REQUIREMENT
Reproduce the lines of the data below verbatim, every one of them.
[START OF EXTRACTED ENTRIES]
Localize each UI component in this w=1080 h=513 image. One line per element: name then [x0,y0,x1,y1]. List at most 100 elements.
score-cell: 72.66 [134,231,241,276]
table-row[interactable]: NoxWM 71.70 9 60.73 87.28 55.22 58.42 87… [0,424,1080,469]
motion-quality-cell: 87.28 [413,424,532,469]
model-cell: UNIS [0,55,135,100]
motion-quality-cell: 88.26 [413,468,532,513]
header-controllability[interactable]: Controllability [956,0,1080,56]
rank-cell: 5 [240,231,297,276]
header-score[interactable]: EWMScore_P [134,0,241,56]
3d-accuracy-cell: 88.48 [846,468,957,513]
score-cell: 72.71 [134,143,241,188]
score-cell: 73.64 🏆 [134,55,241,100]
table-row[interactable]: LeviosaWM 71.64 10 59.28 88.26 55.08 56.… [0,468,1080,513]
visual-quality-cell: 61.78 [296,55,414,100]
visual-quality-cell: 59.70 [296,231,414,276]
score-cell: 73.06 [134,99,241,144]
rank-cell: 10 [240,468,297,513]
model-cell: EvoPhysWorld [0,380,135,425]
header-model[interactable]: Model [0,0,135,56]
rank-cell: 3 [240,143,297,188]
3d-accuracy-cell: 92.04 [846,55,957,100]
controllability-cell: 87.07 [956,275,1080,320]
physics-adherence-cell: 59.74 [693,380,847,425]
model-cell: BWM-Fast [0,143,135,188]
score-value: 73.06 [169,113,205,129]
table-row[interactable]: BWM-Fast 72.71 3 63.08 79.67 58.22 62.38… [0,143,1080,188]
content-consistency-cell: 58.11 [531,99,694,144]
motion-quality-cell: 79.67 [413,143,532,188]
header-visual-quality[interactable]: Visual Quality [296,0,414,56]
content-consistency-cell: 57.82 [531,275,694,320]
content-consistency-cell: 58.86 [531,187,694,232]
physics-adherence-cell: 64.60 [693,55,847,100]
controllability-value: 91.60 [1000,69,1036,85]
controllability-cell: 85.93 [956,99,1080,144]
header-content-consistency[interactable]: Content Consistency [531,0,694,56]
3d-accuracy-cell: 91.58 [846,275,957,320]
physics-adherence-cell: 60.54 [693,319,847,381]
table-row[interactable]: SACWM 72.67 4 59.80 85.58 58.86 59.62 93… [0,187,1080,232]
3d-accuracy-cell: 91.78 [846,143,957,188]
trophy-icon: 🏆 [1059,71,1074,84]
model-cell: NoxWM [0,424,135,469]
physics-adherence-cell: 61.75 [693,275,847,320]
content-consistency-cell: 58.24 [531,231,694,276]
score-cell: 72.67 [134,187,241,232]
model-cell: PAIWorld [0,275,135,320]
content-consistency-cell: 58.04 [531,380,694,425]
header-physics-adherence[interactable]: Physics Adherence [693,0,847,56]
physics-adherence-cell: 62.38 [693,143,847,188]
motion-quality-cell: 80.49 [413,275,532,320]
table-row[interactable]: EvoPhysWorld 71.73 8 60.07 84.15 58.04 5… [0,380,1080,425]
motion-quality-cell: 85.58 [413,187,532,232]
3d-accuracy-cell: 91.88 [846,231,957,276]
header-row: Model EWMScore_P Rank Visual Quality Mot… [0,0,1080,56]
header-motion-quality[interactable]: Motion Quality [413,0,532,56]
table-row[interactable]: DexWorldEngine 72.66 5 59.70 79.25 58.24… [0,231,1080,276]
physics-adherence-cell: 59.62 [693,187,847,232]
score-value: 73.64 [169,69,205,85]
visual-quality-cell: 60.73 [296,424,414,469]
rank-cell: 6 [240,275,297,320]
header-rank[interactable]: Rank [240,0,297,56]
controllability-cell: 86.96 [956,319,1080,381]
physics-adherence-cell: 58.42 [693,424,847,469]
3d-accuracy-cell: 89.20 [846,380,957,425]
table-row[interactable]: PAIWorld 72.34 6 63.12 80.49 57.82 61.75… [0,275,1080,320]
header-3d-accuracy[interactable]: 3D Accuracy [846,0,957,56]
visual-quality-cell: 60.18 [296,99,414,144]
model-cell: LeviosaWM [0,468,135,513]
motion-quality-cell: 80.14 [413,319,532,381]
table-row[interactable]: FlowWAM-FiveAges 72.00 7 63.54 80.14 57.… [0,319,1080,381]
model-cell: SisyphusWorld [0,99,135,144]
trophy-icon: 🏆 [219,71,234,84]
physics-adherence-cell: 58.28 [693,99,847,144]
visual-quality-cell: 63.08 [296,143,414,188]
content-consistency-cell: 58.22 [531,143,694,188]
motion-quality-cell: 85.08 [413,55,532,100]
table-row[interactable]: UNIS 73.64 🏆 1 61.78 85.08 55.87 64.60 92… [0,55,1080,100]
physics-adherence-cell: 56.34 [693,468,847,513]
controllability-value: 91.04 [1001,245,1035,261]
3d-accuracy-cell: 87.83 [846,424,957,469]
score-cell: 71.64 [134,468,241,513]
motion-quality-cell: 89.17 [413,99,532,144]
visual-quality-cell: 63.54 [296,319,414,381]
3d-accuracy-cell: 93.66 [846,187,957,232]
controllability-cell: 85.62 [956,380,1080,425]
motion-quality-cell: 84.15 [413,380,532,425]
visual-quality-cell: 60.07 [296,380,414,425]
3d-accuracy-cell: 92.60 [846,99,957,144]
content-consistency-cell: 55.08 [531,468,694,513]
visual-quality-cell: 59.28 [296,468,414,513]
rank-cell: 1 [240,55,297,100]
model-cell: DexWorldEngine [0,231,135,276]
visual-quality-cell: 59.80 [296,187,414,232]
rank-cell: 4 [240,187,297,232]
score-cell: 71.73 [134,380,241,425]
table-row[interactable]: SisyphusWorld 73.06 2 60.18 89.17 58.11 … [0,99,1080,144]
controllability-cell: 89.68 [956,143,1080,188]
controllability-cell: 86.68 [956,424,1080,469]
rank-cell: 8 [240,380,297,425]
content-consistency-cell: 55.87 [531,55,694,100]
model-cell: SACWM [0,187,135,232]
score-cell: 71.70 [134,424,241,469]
[END OF EXTRACTED ENTRIES]
ANSWER BELOW
Localize each UI component in this w=1080 h=513 image. One line per element: name then [x0,y0,x1,y1]. List at most 100 elements.
score-cell: 72.66 [134,231,241,276]
table-row[interactable]: NoxWM 71.70 9 60.73 87.28 55.22 58.42 87… [0,424,1080,469]
motion-quality-cell: 87.28 [413,424,532,469]
model-cell: UNIS [0,55,135,100]
motion-quality-cell: 88.26 [413,468,532,513]
header-controllability[interactable]: Controllability [956,0,1080,56]
rank-cell: 5 [240,231,297,276]
header-score[interactable]: EWMScore_P [134,0,241,56]
3d-accuracy-cell: 88.48 [846,468,957,513]
score-cell: 72.71 [134,143,241,188]
score-cell: 73.64 🏆 [134,55,241,100]
table-row[interactable]: LeviosaWM 71.64 10 59.28 88.26 55.08 56.… [0,468,1080,513]
visual-quality-cell: 61.78 [296,55,414,100]
visual-quality-cell: 59.70 [296,231,414,276]
score-cell: 73.06 [134,99,241,144]
rank-cell: 10 [240,468,297,513]
model-cell: EvoPhysWorld [0,380,135,425]
header-model[interactable]: Model [0,0,135,56]
rank-cell: 3 [240,143,297,188]
3d-accuracy-cell: 92.04 [846,55,957,100]
controllability-cell: 87.07 [956,275,1080,320]
physics-adherence-cell: 59.74 [693,380,847,425]
model-cell: BWM-Fast [0,143,135,188]
score-value: 73.06 [169,113,205,129]
table-row[interactable]: BWM-Fast 72.71 3 63.08 79.67 58.22 62.38… [0,143,1080,188]
content-consistency-cell: 58.11 [531,99,694,144]
motion-quality-cell: 79.67 [413,143,532,188]
header-visual-quality[interactable]: Visual Quality [296,0,414,56]
content-consistency-cell: 57.82 [531,275,694,320]
content-consistency-cell: 58.86 [531,187,694,232]
physics-adherence-cell: 64.60 [693,55,847,100]
controllability-value: 91.60 [1000,69,1036,85]
controllability-cell: 85.93 [956,99,1080,144]
header-content-consistency[interactable]: Content Consistency [531,0,694,56]
3d-accuracy-cell: 91.58 [846,275,957,320]
physics-adherence-cell: 60.54 [693,319,847,381]
table-row[interactable]: SACWM 72.67 4 59.80 85.58 58.86 59.62 93… [0,187,1080,232]
3d-accuracy-cell: 91.78 [846,143,957,188]
trophy-icon: 🏆 [1059,71,1074,84]
model-cell: NoxWM [0,424,135,469]
physics-adherence-cell: 61.75 [693,275,847,320]
content-consistency-cell: 58.24 [531,231,694,276]
score-cell: 72.67 [134,187,241,232]
model-cell: PAIWorld [0,275,135,320]
content-consistency-cell: 58.04 [531,380,694,425]
header-physics-adherence[interactable]: Physics Adherence [693,0,847,56]
physics-adherence-cell: 62.38 [693,143,847,188]
motion-quality-cell: 80.49 [413,275,532,320]
table-row[interactable]: EvoPhysWorld 71.73 8 60.07 84.15 58.04 5… [0,380,1080,425]
motion-quality-cell: 85.58 [413,187,532,232]
3d-accuracy-cell: 91.88 [846,231,957,276]
header-row: Model EWMScore_P Rank Visual Quality Mot… [0,0,1080,56]
header-motion-quality[interactable]: Motion Quality [413,0,532,56]
table-row[interactable]: DexWorldEngine 72.66 5 59.70 79.25 58.24… [0,231,1080,276]
physics-adherence-cell: 59.62 [693,187,847,232]
score-value: 73.64 [169,69,205,85]
visual-quality-cell: 60.73 [296,424,414,469]
rank-cell: 6 [240,275,297,320]
header-rank[interactable]: Rank [240,0,297,56]
controllability-cell: 86.96 [956,319,1080,381]
physics-adherence-cell: 58.42 [693,424,847,469]
3d-accuracy-cell: 89.20 [846,380,957,425]
table-row[interactable]: PAIWorld 72.34 6 63.12 80.49 57.82 61.75… [0,275,1080,320]
header-3d-accuracy[interactable]: 3D Accuracy [846,0,957,56]
visual-quality-cell: 60.18 [296,99,414,144]
model-cell: LeviosaWM [0,468,135,513]
motion-quality-cell: 80.14 [413,319,532,381]
table-row[interactable]: FlowWAM-FiveAges 72.00 7 63.54 80.14 57.… [0,319,1080,381]
model-cell: SisyphusWorld [0,99,135,144]
trophy-icon: 🏆 [219,71,234,84]
physics-adherence-cell: 58.28 [693,99,847,144]
visual-quality-cell: 63.08 [296,143,414,188]
content-consistency-cell: 58.22 [531,143,694,188]
motion-quality-cell: 85.08 [413,55,532,100]
table-row[interactable]: UNIS 73.64 🏆 1 61.78 85.08 55.87 64.60 92… [0,55,1080,100]
physics-adherence-cell: 56.34 [693,468,847,513]
controllability-value: 91.04 [1001,245,1035,261]
3d-accuracy-cell: 87.83 [846,424,957,469]
score-cell: 71.64 [134,468,241,513]
motion-quality-cell: 89.17 [413,99,532,144]
visual-quality-cell: 63.54 [296,319,414,381]
3d-accuracy-cell: 93.66 [846,187,957,232]
controllability-cell: 85.62 [956,380,1080,425]
motion-quality-cell: 84.15 [413,380,532,425]
visual-quality-cell: 60.07 [296,380,414,425]
3d-accuracy-cell: 92.60 [846,99,957,144]
content-consistency-cell: 55.08 [531,468,694,513]
visual-quality-cell: 59.28 [296,468,414,513]
rank-cell: 1 [240,55,297,100]
model-cell: DexWorldEngine [0,231,135,276]
visual-quality-cell: 59.80 [296,187,414,232]
rank-cell: 4 [240,187,297,232]
score-cell: 71.73 [134,380,241,425]
table-row[interactable]: SisyphusWorld 73.06 2 60.18 89.17 58.11 … [0,99,1080,144]
controllability-cell: 89.68 [956,143,1080,188]
controllability-cell: 86.68 [956,424,1080,469]
rank-cell: 8 [240,380,297,425]
content-consistency-cell: 55.87 [531,55,694,100]
model-cell: SACWM [0,187,135,232]
score-cell: 71.70 [134,424,241,469]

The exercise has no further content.